• **TASK INSTRUCTIONS**
You are to retype all of the data exactly as it appears.

►

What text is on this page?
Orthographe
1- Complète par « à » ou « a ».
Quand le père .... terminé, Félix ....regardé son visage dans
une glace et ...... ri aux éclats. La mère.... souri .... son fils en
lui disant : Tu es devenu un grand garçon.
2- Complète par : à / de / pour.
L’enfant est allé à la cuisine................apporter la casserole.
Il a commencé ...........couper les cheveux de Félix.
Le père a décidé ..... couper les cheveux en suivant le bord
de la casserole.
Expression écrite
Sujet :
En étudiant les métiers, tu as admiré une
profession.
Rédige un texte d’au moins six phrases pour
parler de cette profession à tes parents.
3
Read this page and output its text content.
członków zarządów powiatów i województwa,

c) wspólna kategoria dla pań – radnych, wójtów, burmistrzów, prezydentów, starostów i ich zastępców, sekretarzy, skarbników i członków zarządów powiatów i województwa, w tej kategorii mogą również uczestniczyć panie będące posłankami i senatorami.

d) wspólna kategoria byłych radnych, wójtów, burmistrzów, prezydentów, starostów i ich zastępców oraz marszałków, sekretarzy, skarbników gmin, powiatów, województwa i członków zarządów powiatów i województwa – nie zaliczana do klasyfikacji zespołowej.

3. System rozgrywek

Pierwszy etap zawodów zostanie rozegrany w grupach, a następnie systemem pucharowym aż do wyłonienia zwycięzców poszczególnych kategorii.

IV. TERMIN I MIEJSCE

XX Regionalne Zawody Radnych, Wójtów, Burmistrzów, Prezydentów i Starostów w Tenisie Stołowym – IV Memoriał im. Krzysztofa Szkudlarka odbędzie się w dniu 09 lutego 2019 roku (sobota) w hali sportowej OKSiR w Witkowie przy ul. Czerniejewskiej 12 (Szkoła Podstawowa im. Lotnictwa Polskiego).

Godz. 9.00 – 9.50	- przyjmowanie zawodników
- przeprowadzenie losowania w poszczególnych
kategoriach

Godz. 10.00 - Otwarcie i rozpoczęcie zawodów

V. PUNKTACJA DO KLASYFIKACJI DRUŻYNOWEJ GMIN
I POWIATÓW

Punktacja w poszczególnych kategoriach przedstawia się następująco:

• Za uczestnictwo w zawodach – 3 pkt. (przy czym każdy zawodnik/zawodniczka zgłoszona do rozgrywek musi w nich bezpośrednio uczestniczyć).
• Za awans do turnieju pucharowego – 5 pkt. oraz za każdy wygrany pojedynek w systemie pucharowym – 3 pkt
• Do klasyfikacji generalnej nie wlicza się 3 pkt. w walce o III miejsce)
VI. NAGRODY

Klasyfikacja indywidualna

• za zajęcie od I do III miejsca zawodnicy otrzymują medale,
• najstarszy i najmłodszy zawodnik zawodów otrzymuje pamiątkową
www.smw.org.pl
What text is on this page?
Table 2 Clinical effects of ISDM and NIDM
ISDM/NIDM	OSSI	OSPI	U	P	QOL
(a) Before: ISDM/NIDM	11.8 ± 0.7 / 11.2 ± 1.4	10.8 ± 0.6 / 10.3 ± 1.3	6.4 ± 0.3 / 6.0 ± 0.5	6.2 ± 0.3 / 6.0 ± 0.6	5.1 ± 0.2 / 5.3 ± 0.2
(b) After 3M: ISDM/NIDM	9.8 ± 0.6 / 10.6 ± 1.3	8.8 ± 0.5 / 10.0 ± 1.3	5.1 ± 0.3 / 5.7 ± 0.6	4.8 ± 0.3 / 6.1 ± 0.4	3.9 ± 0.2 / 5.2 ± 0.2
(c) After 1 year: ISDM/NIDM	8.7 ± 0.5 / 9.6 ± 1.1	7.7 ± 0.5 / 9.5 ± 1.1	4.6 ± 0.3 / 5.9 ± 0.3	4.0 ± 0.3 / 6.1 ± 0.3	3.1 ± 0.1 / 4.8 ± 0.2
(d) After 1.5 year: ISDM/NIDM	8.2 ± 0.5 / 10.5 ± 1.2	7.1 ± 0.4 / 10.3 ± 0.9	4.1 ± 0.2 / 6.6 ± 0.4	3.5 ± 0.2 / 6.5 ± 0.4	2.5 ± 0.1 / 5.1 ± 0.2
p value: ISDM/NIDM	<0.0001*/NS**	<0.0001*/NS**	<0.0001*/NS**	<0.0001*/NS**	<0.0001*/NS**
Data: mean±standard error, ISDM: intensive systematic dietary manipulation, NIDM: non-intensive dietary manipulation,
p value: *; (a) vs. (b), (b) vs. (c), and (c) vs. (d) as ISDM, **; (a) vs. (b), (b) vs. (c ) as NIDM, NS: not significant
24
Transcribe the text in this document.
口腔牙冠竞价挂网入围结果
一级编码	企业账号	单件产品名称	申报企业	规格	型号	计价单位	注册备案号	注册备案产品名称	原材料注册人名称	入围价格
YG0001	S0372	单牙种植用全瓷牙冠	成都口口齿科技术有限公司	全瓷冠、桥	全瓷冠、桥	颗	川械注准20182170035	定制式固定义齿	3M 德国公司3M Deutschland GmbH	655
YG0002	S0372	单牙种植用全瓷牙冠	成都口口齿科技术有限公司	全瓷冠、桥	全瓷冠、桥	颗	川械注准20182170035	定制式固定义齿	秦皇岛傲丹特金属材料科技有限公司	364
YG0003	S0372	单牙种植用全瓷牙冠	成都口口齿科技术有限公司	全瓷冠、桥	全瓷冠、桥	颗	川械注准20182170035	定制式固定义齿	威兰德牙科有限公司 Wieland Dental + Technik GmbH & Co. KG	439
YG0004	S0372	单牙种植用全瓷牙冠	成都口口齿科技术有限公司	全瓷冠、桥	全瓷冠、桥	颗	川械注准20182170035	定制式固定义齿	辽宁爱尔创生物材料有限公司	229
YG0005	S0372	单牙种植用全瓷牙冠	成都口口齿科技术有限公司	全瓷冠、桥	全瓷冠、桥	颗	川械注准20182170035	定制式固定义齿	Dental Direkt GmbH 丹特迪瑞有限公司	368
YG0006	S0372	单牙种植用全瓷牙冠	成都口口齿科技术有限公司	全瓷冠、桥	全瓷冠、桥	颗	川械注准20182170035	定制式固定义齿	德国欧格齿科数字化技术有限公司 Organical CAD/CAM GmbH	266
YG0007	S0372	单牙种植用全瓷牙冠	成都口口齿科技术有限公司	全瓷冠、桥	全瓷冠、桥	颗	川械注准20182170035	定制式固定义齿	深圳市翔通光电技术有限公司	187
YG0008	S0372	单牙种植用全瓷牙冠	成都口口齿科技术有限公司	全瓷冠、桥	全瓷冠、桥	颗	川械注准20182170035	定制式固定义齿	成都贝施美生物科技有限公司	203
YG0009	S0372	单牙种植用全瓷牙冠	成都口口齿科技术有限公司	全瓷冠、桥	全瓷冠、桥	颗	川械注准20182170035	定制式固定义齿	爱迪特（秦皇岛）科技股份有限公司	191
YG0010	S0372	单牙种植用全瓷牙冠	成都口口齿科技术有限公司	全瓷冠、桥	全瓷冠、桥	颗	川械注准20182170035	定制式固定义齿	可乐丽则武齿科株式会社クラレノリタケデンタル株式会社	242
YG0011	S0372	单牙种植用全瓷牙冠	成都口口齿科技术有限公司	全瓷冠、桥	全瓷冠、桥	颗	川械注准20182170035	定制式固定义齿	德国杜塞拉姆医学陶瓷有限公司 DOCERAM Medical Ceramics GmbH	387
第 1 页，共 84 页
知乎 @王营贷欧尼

◄

• **FINISHED TASK**
What text is on this page?
Orthographe
1- Complète par « à » ou « a ».
Quand le père .... terminé, Félix ....regardé son visage dans
une glace et ...... ri aux éclats. La mère.... souri .... son fils en
lui disant : Tu es devenu un grand garçon.
2- Complète par : à / de / pour.
L’enfant est allé à la cuisine................apporter la casserole.
Il a commencé ...........couper les cheveux de Félix.
Le père a décidé ..... couper les cheveux en suivant le bord
de la casserole.
Expression écrite
Sujet :
En étudiant les métiers, tu as admiré une
profession.
Rédige un texte d’au moins six phrases pour
parler de cette profession à tes parents.
3
Read this page and output its text content.
członków zarządów powiatów i województwa,

c) wspólna kategoria dla pań – radnych, wójtów, burmistrzów, prezydentów, starostów i ich zastępców, sekretarzy, skarbników i członków zarządów powiatów i województwa, w tej kategorii mogą również uczestniczyć panie będące posłankami i senatorami.

d) wspólna kategoria byłych radnych, wójtów, burmistrzów, prezydentów, starostów i ich zastępców oraz marszałków, sekretarzy, skarbników gmin, powiatów, województwa i członków zarządów powiatów i województwa – nie zaliczana do klasyfikacji zespołowej.

3. System rozgrywek

Pierwszy etap zawodów zostanie rozegrany w grupach, a następnie systemem pucharowym aż do wyłonienia zwycięzców poszczególnych kategorii.

IV. TERMIN I MIEJSCE

XX Regionalne Zawody Radnych, Wójtów, Burmistrzów, Prezydentów i Starostów w Tenisie Stołowym – IV Memoriał im. Krzysztofa Szkudlarka odbędzie się w dniu 09 lutego 2019 roku (sobota) w hali sportowej OKSiR w Witkowie przy ul. Czerniejewskiej 12 (Szkoła Podstawowa im. Lotnictwa Polskiego).

Godz. 9.00 – 9.50	- przyjmowanie zawodników
- przeprowadzenie losowania w poszczególnych
kategoriach

Godz. 10.00 - Otwarcie i rozpoczęcie zawodów

V. PUNKTACJA DO KLASYFIKACJI DRUŻYNOWEJ GMIN
I POWIATÓW

Punktacja w poszczególnych kategoriach przedstawia się następująco:

• Za uczestnictwo w zawodach – 3 pkt. (przy czym każdy zawodnik/zawodniczka zgłoszona do rozgrywek musi w nich bezpośrednio uczestniczyć).
• Za awans do turnieju pucharowego – 5 pkt. oraz za każdy wygrany pojedynek w systemie pucharowym – 3 pkt
• Do klasyfikacji generalnej nie wlicza się 3 pkt. w walce o III miejsce)
VI. NAGRODY

Klasyfikacja indywidualna

• za zajęcie od I do III miejsca zawodnicy otrzymują medale,
• najstarszy i najmłodszy zawodnik zawodów otrzymuje pamiątkową
www.smw.org.pl
What text is on this page?
Table 2 Clinical effects of ISDM and NIDM
ISDM/NIDM	OSSI	OSPI	U	P	QOL
(a) Before: ISDM/NIDM	11.8 ± 0.7 / 11.2 ± 1.4	10.8 ± 0.6 / 10.3 ± 1.3	6.4 ± 0.3 / 6.0 ± 0.5	6.2 ± 0.3 / 6.0 ± 0.6	5.1 ± 0.2 / 5.3 ± 0.2
(b) After 3M: ISDM/NIDM	9.8 ± 0.6 / 10.6 ± 1.3	8.8 ± 0.5 / 10.0 ± 1.3	5.1 ± 0.3 / 5.7 ± 0.6	4.8 ± 0.3 / 6.1 ± 0.4	3.9 ± 0.2 / 5.2 ± 0.2
(c) After 1 year: ISDM/NIDM	8.7 ± 0.5 / 9.6 ± 1.1	7.7 ± 0.5 / 9.5 ± 1.1	4.6 ± 0.3 / 5.9 ± 0.3	4.0 ± 0.3 / 6.1 ± 0.3	3.1 ± 0.1 / 4.8 ± 0.2
(d) After 1.5 year: ISDM/NIDM	8.2 ± 0.5 / 10.5 ± 1.2	7.1 ± 0.4 / 10.3 ± 0.9	4.1 ± 0.2 / 6.6 ± 0.4	3.5 ± 0.2 / 6.5 ± 0.4	2.5 ± 0.1 / 5.1 ± 0.2
p value: ISDM/NIDM	<0.0001*/NS**	<0.0001*/NS**	<0.0001*/NS**	<0.0001*/NS**	<0.0001*/NS**
Data: mean±standard error, ISDM: intensive systematic dietary manipulation, NIDM: non-intensive dietary manipulation,
p value: *; (a) vs. (b), (b) vs. (c), and (c) vs. (d) as ISDM, **; (a) vs. (b), (b) vs. (c ) as NIDM, NS: not significant
24
Transcribe the text in this document.
口腔牙冠竞价挂网入围结果
一级编码	企业账号	单件产品名称	申报企业	规格	型号	计价单位	注册备案号	注册备案产品名称	原材料注册人名称	入围价格
YG0001	S0372	单牙种植用全瓷牙冠	成都口口齿科技术有限公司	全瓷冠、桥	全瓷冠、桥	颗	川械注准20182170035	定制式固定义齿	3M 德国公司3M Deutschland GmbH	655
YG0002	S0372	单牙种植用全瓷牙冠	成都口口齿科技术有限公司	全瓷冠、桥	全瓷冠、桥	颗	川械注准20182170035	定制式固定义齿	秦皇岛傲丹特金属材料科技有限公司	364
YG0003	S0372	单牙种植用全瓷牙冠	成都口口齿科技术有限公司	全瓷冠、桥	全瓷冠、桥	颗	川械注准20182170035	定制式固定义齿	威兰德牙科有限公司 Wieland Dental + Technik GmbH & Co. KG	439
YG0004	S0372	单牙种植用全瓷牙冠	成都口口齿科技术有限公司	全瓷冠、桥	全瓷冠、桥	颗	川械注准20182170035	定制式固定义齿	辽宁爱尔创生物材料有限公司	229
YG0005	S0372	单牙种植用全瓷牙冠	成都口口齿科技术有限公司	全瓷冠、桥	全瓷冠、桥	颗	川械注准20182170035	定制式固定义齿	Dental Direkt GmbH 丹特迪瑞有限公司	368
YG0006	S0372	单牙种植用全瓷牙冠	成都口口齿科技术有限公司	全瓷冠、桥	全瓷冠、桥	颗	川械注准20182170035	定制式固定义齿	德国欧格齿科数字化技术有限公司 Organical CAD/CAM GmbH	266
YG0007	S0372	单牙种植用全瓷牙冠	成都口口齿科技术有限公司	全瓷冠、桥	全瓷冠、桥	颗	川械注准20182170035	定制式固定义齿	深圳市翔通光电技术有限公司	187
YG0008	S0372	单牙种植用全瓷牙冠	成都口口齿科技术有限公司	全瓷冠、桥	全瓷冠、桥	颗	川械注准20182170035	定制式固定义齿	成都贝施美生物科技有限公司	203
YG0009	S0372	单牙种植用全瓷牙冠	成都口口齿科技术有限公司	全瓷冠、桥	全瓷冠、桥	颗	川械注准20182170035	定制式固定义齿	爱迪特（秦皇岛）科技股份有限公司	191
YG0010	S0372	单牙种植用全瓷牙冠	成都口口齿科技术有限公司	全瓷冠、桥	全瓷冠、桥	颗	川械注准20182170035	定制式固定义齿	可乐丽则武齿科株式会社クラレノリタケデンタル株式会社	242
YG0011	S0372	单牙种植用全瓷牙冠	成都口口齿科技术有限公司	全瓷冠、桥	全瓷冠、桥	颗	川械注准20182170035	定制式固定义齿	德国杜塞拉姆医学陶瓷有限公司 DOCERAM Medical Ceramics GmbH	387
第 1 页，共 84 页
知乎 @王营贷欧尼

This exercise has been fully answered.